### Required task
Transcribe all of the material exactly. Any picture in it should be left out.

======== Exercise materials

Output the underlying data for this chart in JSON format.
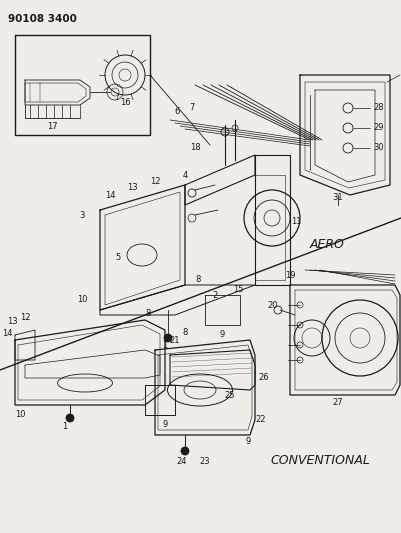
{
  "title": "90108 3400",
  "bg_color": "#f0ede8",
  "line_color": "#1a1a1a",
  "text_color": "#1a1a1a",
  "aero_label": "AERO",
  "conventional_label": "CONVENTIONAL",
  "fig_w": 4.01,
  "fig_h": 5.33,
  "dpi": 100
}
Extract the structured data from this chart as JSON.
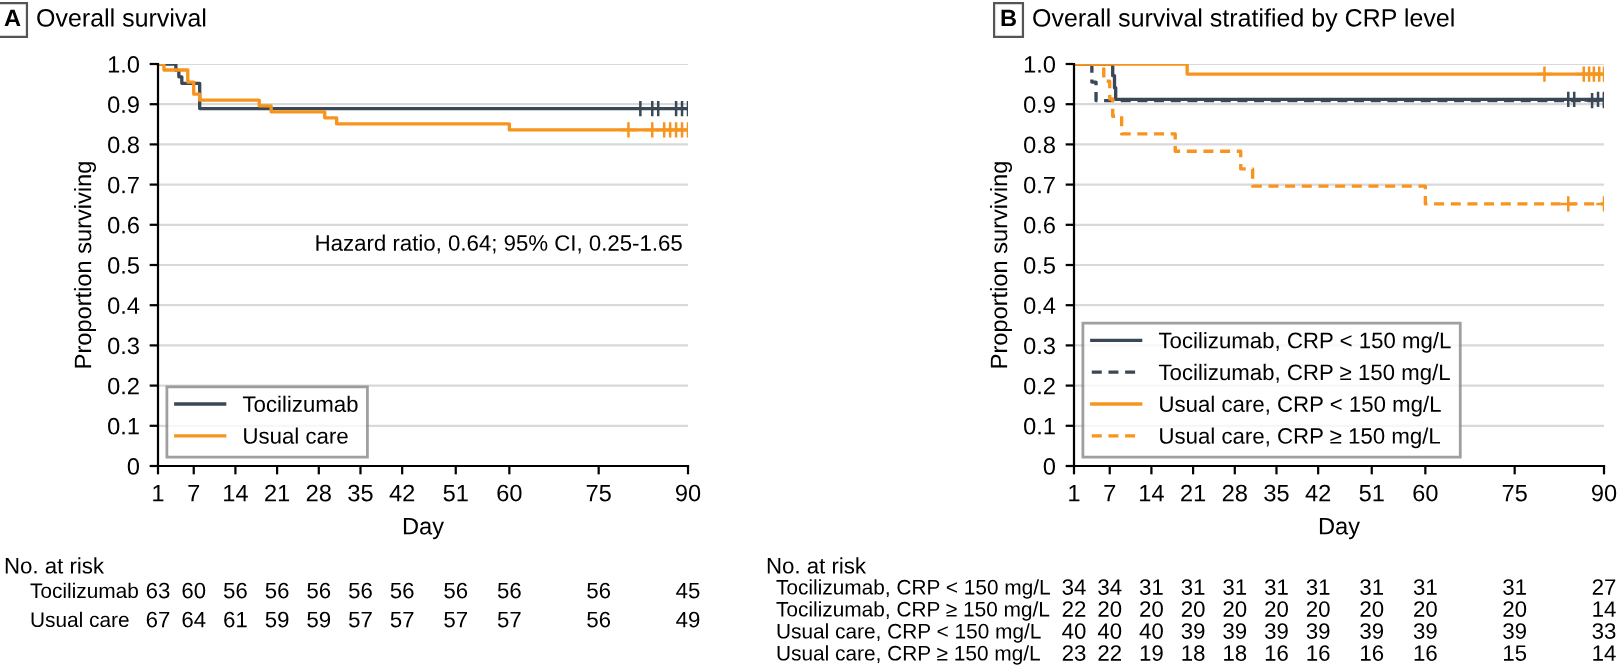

================

### Solution
Output the underlying data for this chart in JSON format.
{
  "title": "90108 3400",
  "bg_color": "#f0ede8",
  "line_color": "#1a1a1a",
  "text_color": "#1a1a1a",
  "aero_label": "AERO",
  "conventional_label": "CONVENTIONAL",
  "fig_w": 4.01,
  "fig_h": 5.33,
  "dpi": 100
}
Extract the structured data from this chart as JSON.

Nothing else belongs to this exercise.